INSTRUCTIONS TO FOLLOW – Each line of the material must be repeated precisely, with the pictures left out.

MATERIALS PROVIDED –
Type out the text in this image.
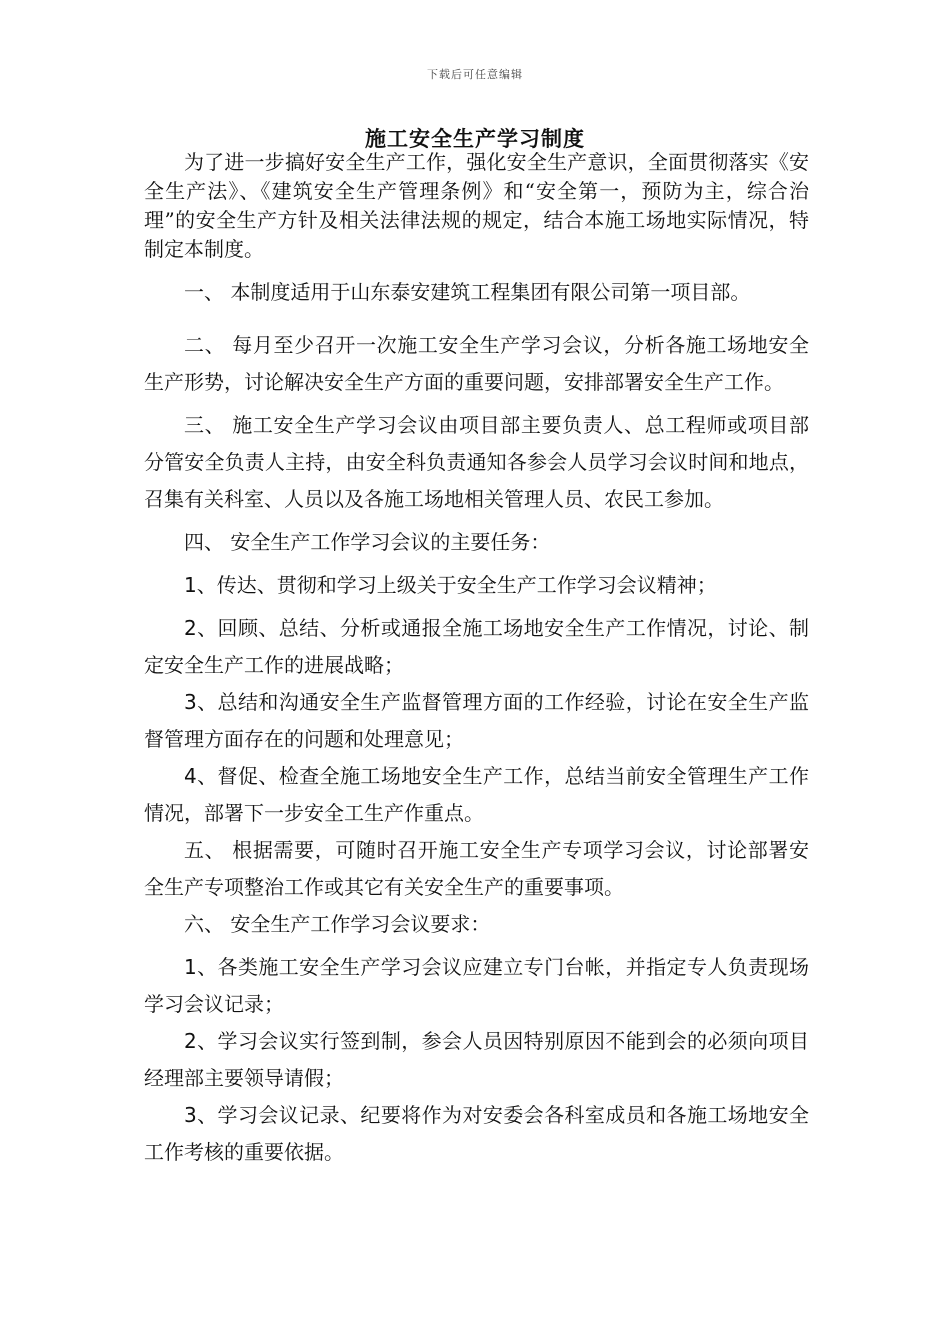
下载后可任意编辑
施工安全生产学习制度

为了进一步搞好安全生产工作，强化安全生产意识，全面贯彻落实《安全生产法》、《建筑安全生产管理条例》和“安全第一，预防为主，综合治理”的安全生产方针及相关法律法规的规定，结合本施工场地实际情况，特制定本制度。

一、 本制度适用于山东泰安建筑工程集团有限公司第一项目部。

二、 每月至少召开一次施工安全生产学习会议，分析各施工场地安全生产形势，讨论解决安全生产方面的重要问题，安排部署安全生产工作。

三、 施工安全生产学习会议由项目部主要负责人、总工程师或项目部分管安全负责人主持，由安全科负责通知各参会人员学习会议时间和地点，召集有关科室、人员以及各施工场地相关管理人员、农民工参加。

四、 安全生产工作学习会议的主要任务：

1、传达、贯彻和学习上级关于安全生产工作学习会议精神；

2、回顾、总结、分析或通报全施工场地安全生产工作情况，讨论、制定安全生产工作的进展战略；

3、总结和沟通安全生产监督管理方面的工作经验，讨论在安全生产监督管理方面存在的问题和处理意见；

4、督促、检查全施工场地安全生产工作，总结当前安全管理生产工作情况，部署下一步安全工生产作重点。

五、 根据需要，可随时召开施工安全生产专项学习会议，讨论部署安全生产专项整治工作或其它有关安全生产的重要事项。

六、 安全生产工作学习会议要求：

1、各类施工安全生产学习会议应建立专门台帐，并指定专人负责现场学习会议记录；

2、学习会议实行签到制，参会人员因特别原因不能到会的必须向项目经理部主要领导请假；

3、学习会议记录、纪要将作为对安委会各科室成员和各施工场地安全工作考核的重要依据。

FINAL ANSWER –
Type out the text in this image.
下载后可任意编辑
施工安全生产学习制度

为了进一步搞好安全生产工作，强化安全生产意识，全面贯彻落实《安全生产法》、《建筑安全生产管理条例》和“安全第一，预防为主，综合治理”的安全生产方针及相关法律法规的规定，结合本施工场地实际情况，特制定本制度。

一、 本制度适用于山东泰安建筑工程集团有限公司第一项目部。

二、 每月至少召开一次施工安全生产学习会议，分析各施工场地安全生产形势，讨论解决安全生产方面的重要问题，安排部署安全生产工作。

三、 施工安全生产学习会议由项目部主要负责人、总工程师或项目部分管安全负责人主持，由安全科负责通知各参会人员学习会议时间和地点，召集有关科室、人员以及各施工场地相关管理人员、农民工参加。

四、 安全生产工作学习会议的主要任务：

1、传达、贯彻和学习上级关于安全生产工作学习会议精神；

2、回顾、总结、分析或通报全施工场地安全生产工作情况，讨论、制定安全生产工作的进展战略；

3、总结和沟通安全生产监督管理方面的工作经验，讨论在安全生产监督管理方面存在的问题和处理意见；

4、督促、检查全施工场地安全生产工作，总结当前安全管理生产工作情况，部署下一步安全工生产作重点。

五、 根据需要，可随时召开施工安全生产专项学习会议，讨论部署安全生产专项整治工作或其它有关安全生产的重要事项。

六、 安全生产工作学习会议要求：

1、各类施工安全生产学习会议应建立专门台帐，并指定专人负责现场学习会议记录；

2、学习会议实行签到制，参会人员因特别原因不能到会的必须向项目经理部主要领导请假；

3、学习会议记录、纪要将作为对安委会各科室成员和各施工场地安全工作考核的重要依据。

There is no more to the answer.